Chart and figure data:
▽
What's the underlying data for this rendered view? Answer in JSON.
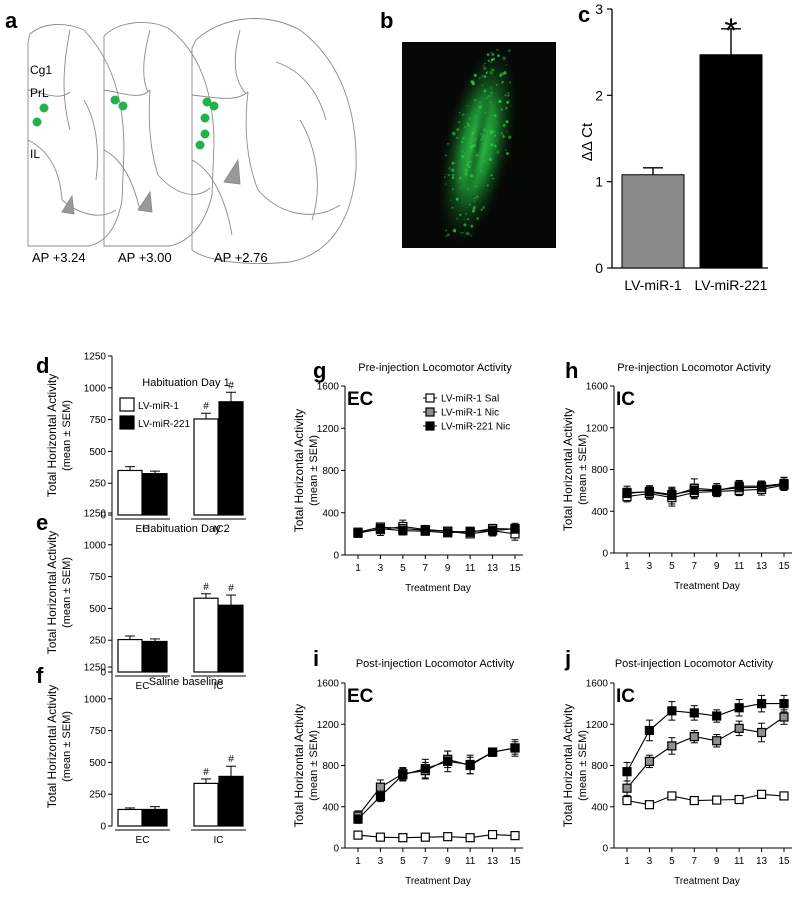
{
  "figure": {
    "panel_labels": [
      "a",
      "b",
      "c",
      "d",
      "e",
      "f",
      "g",
      "h",
      "i",
      "j"
    ],
    "atlas": {
      "regions": [
        "Cg1",
        "PrL",
        "IL"
      ],
      "sections": [
        "AP +3.24",
        "AP +3.00",
        "AP +2.76"
      ],
      "dot_color": "#22b24c"
    },
    "micrograph": {
      "fluorescence_color": "#2fcf4a",
      "background": "#060806"
    }
  },
  "chart_data": [
    {
      "id": "c",
      "type": "bar",
      "categories": [
        "LV-miR-1",
        "LV-miR-221"
      ],
      "values": [
        1.08,
        2.47
      ],
      "errors": [
        0.08,
        0.3
      ],
      "colors": [
        "#8a8a8a",
        "#000000"
      ],
      "ylabel": "ΔΔ Ct",
      "ylim": [
        0,
        3
      ],
      "yticks": [
        "0",
        "1",
        "2",
        "3"
      ],
      "annotation": "*"
    },
    {
      "id": "d",
      "type": "bar",
      "title": "Habituation Day 1",
      "groups": [
        "EC",
        "IC"
      ],
      "legend": [
        "LV-miR-1",
        "LV-miR-221"
      ],
      "series": [
        {
          "name": "LV-miR-1",
          "values": [
            350,
            755
          ],
          "errors": [
            30,
            45
          ]
        },
        {
          "name": "LV-miR-221",
          "values": [
            325,
            890
          ],
          "errors": [
            20,
            75
          ]
        }
      ],
      "marks": [
        [
          "",
          ""
        ],
        [
          "#",
          "#"
        ]
      ],
      "ylabel": "Total Horizontal Activity",
      "ylabel2": "(mean ± SEM)",
      "ylim": [
        0,
        1250
      ],
      "yticks": [
        "0",
        "250",
        "500",
        "750",
        "1000",
        "1250"
      ]
    },
    {
      "id": "e",
      "type": "bar",
      "title": "Habituation Day 2",
      "groups": [
        "EC",
        "IC"
      ],
      "series": [
        {
          "name": "LV-miR-1",
          "values": [
            255,
            580
          ],
          "errors": [
            28,
            35
          ]
        },
        {
          "name": "LV-miR-221",
          "values": [
            240,
            525
          ],
          "errors": [
            20,
            80
          ]
        }
      ],
      "marks": [
        [
          "",
          ""
        ],
        [
          "#",
          "#"
        ]
      ],
      "ylabel": "Total Horizontal Activity",
      "ylabel2": "(mean ± SEM)",
      "ylim": [
        0,
        1250
      ],
      "yticks": [
        "0",
        "250",
        "500",
        "750",
        "1000",
        "1250"
      ]
    },
    {
      "id": "f",
      "type": "bar",
      "title": "Saline baseline",
      "groups": [
        "EC",
        "IC"
      ],
      "series": [
        {
          "name": "LV-miR-1",
          "values": [
            130,
            335
          ],
          "errors": [
            12,
            35
          ]
        },
        {
          "name": "LV-miR-221",
          "values": [
            130,
            390
          ],
          "errors": [
            22,
            80
          ]
        }
      ],
      "marks": [
        [
          "",
          ""
        ],
        [
          "#",
          "#"
        ]
      ],
      "ylabel": "Total Horizontal Activity",
      "ylabel2": "(mean ± SEM)",
      "ylim": [
        0,
        1250
      ],
      "yticks": [
        "0",
        "250",
        "500",
        "750",
        "1000",
        "1250"
      ]
    },
    {
      "id": "g",
      "type": "line",
      "title": "Pre-injection Locomotor Activity",
      "tag": "EC",
      "x": [
        1,
        3,
        5,
        7,
        9,
        11,
        13,
        15
      ],
      "xlabel": "Treatment Day",
      "ylabel": "Total Horizontal Activity",
      "ylabel2": "(mean ± SEM)",
      "ylim": [
        0,
        1600
      ],
      "yticks": [
        "0",
        "400",
        "800",
        "1200",
        "1600"
      ],
      "xticks": [
        "1",
        "3",
        "5",
        "7",
        "9",
        "11",
        "13",
        "15"
      ],
      "legend": [
        "LV-miR-1 Sal",
        "LV-miR-1 Nic",
        "LV-miR-221 Nic"
      ],
      "series": [
        {
          "name": "LV-miR-1 Sal",
          "fill": "#ffffff",
          "values": [
            215,
            240,
            270,
            240,
            225,
            200,
            230,
            200
          ],
          "errors": [
            15,
            55,
            60,
            40,
            40,
            35,
            50,
            60
          ]
        },
        {
          "name": "LV-miR-1 Nic",
          "fill": "#8f8f8f",
          "values": [
            215,
            265,
            250,
            235,
            225,
            215,
            250,
            245
          ],
          "errors": [
            15,
            35,
            40,
            35,
            30,
            30,
            40,
            40
          ]
        },
        {
          "name": "LV-miR-221 Nic",
          "fill": "#000000",
          "values": [
            205,
            250,
            230,
            225,
            210,
            225,
            230,
            250
          ],
          "errors": [
            15,
            35,
            40,
            30,
            30,
            30,
            40,
            50
          ]
        }
      ]
    },
    {
      "id": "h",
      "type": "line",
      "title": "Pre-injection Locomotor Activity",
      "tag": "IC",
      "x": [
        1,
        3,
        5,
        7,
        9,
        11,
        13,
        15
      ],
      "xlabel": "Treatment Day",
      "ylabel": "Total Horizontal Activity",
      "ylabel2": "(mean ± SEM)",
      "ylim": [
        0,
        1600
      ],
      "yticks": [
        "0",
        "400",
        "800",
        "1200",
        "1600"
      ],
      "xticks": [
        "1",
        "3",
        "5",
        "7",
        "9",
        "11",
        "13",
        "15"
      ],
      "series": [
        {
          "name": "LV-miR-1 Sal",
          "fill": "#ffffff",
          "values": [
            540,
            570,
            530,
            580,
            590,
            600,
            610,
            650
          ],
          "errors": [
            50,
            55,
            80,
            60,
            50,
            50,
            55,
            50
          ]
        },
        {
          "name": "LV-miR-1 Nic",
          "fill": "#8f8f8f",
          "values": [
            580,
            585,
            550,
            620,
            605,
            625,
            630,
            660
          ],
          "errors": [
            60,
            60,
            80,
            90,
            60,
            70,
            60,
            60
          ]
        },
        {
          "name": "LV-miR-221 Nic",
          "fill": "#000000",
          "values": [
            570,
            590,
            560,
            600,
            600,
            640,
            640,
            665
          ],
          "errors": [
            50,
            50,
            60,
            60,
            50,
            50,
            50,
            60
          ]
        }
      ]
    },
    {
      "id": "i",
      "type": "line",
      "title": "Post-injection Locomotor Activity",
      "tag": "EC",
      "x": [
        1,
        3,
        5,
        7,
        9,
        11,
        13,
        15
      ],
      "xlabel": "Treatment Day",
      "ylabel": "Total Horizontal Activity",
      "ylabel2": "(mean ± SEM)",
      "ylim": [
        0,
        1600
      ],
      "yticks": [
        "0",
        "400",
        "800",
        "1200",
        "1600"
      ],
      "xticks": [
        "1",
        "3",
        "5",
        "7",
        "9",
        "11",
        "13",
        "15"
      ],
      "series": [
        {
          "name": "LV-miR-1 Sal",
          "fill": "#ffffff",
          "values": [
            125,
            105,
            100,
            105,
            110,
            100,
            130,
            120
          ],
          "errors": [
            10,
            10,
            10,
            10,
            10,
            10,
            15,
            10
          ]
        },
        {
          "name": "LV-miR-1 Nic",
          "fill": "#8f8f8f",
          "values": [
            310,
            590,
            720,
            750,
            860,
            800,
            930,
            970
          ],
          "errors": [
            50,
            70,
            60,
            80,
            80,
            80,
            40,
            60
          ]
        },
        {
          "name": "LV-miR-221 Nic",
          "fill": "#000000",
          "values": [
            280,
            500,
            710,
            770,
            840,
            810,
            930,
            970
          ],
          "errors": [
            40,
            50,
            60,
            90,
            100,
            90,
            40,
            80
          ]
        }
      ]
    },
    {
      "id": "j",
      "type": "line",
      "title": "Post-injection Locomotor Activity",
      "tag": "IC",
      "x": [
        1,
        3,
        5,
        7,
        9,
        11,
        13,
        15
      ],
      "xlabel": "Treatment Day",
      "ylabel": "Total Horizontal Activity",
      "ylabel2": "(mean ± SEM)",
      "ylim": [
        0,
        1600
      ],
      "yticks": [
        "0",
        "400",
        "800",
        "1200",
        "1600"
      ],
      "xticks": [
        "1",
        "3",
        "5",
        "7",
        "9",
        "11",
        "13",
        "15"
      ],
      "series": [
        {
          "name": "LV-miR-1 Sal",
          "fill": "#ffffff",
          "values": [
            460,
            420,
            505,
            460,
            465,
            470,
            520,
            505
          ],
          "errors": [
            30,
            25,
            25,
            30,
            20,
            20,
            30,
            20
          ]
        },
        {
          "name": "LV-miR-1 Nic",
          "fill": "#8f8f8f",
          "values": [
            580,
            840,
            990,
            1080,
            1040,
            1160,
            1120,
            1270
          ],
          "errors": [
            70,
            60,
            80,
            60,
            60,
            70,
            90,
            70
          ]
        },
        {
          "name": "LV-miR-221 Nic",
          "fill": "#000000",
          "values": [
            740,
            1140,
            1330,
            1310,
            1280,
            1360,
            1400,
            1400
          ],
          "errors": [
            90,
            100,
            90,
            70,
            60,
            80,
            80,
            80
          ]
        }
      ]
    }
  ]
}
△
Which lines of the material contain the string "Habituation"? List each of them.

      "title": "Habituation Day 1",
      "title": "Habituation Day 2",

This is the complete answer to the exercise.